─── Document extract ───

Unit 3.1. – EURES – The European Job Network

The European Union’s principle of free movement of workers allows nationals of any member state within the European Union to take up employment in another member state, as well as Iceland, Liechtenstein, Norway, Switzerland and the United Kingdom.


Unfortunately, looking for and taking up employment in another country may prove to be a difficult and daunting task due to different laws and cultures, bureaucratic challenges, language and culture barriers and lack of recognition of education certificates across European countries. 

To facilitate the free movement of workers, the EU designed and employed the EURES initiative. This network facilitates the free movement of workers by ensuring that European citizens benefit from equal opportunities within the employment area despite challenges faced when moving to another country for better employment opportunities.

EURES was launched in 1994 and has since developed into a cooperation network formed by public employment services to enhance employment mobility among the EU member states, European Economic Area (‘EEA’) member countries and Switzerland. Through its broad range of services, EURES helps European jobseekers to enhance their working experience and grow from working abroad. It also helps different businesses to benefit from talented people from various European countries.  

Overview of EURES

The EURES cooperation network is composed of the European Coordination Office (‘ECO’), the National Coordination Offices (‘NCOs’), various EURES partners and other associated EURES partners. Partners forming part of the network include the Public Employment Services, Private Employment Services, trade unions, employers’ organisations and other relevant stakeholders within the labour market.

───

**To be done**
a. Write out the passage from the EURES unit starting with "Overview of EURES" and going on through "the labour market.".
b. According to the EURES unit, in what year was EURES launched?
c. List the parts that, according to the EURES unit, make up the EURES cooperation network.
The data after this point is separate material, unconnected to the EURES unit.

─── Dataset excerpt ───

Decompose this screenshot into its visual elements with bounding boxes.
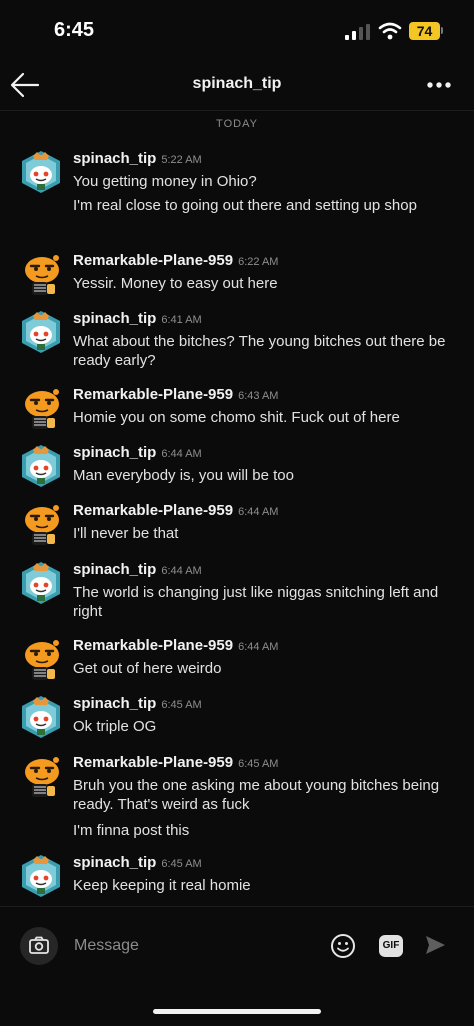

───

**Results for each task**
a.
Overview of EURES

The EURES cooperation network is composed of the European Coordination Office (‘ECO’), the National Coordination Offices (‘NCOs’), various EURES partners and other associated EURES partners. Partners forming part of the network include the Public Employment Services, Private Employment Services, trade unions, employers’ organisations and other relevant stakeholders within the labour market.

b. 1994

c.
- The European Coordination Office ('ECO')
- The National Coordination Offices ('NCOs')
- Various EURES partners
- Other associated EURES partners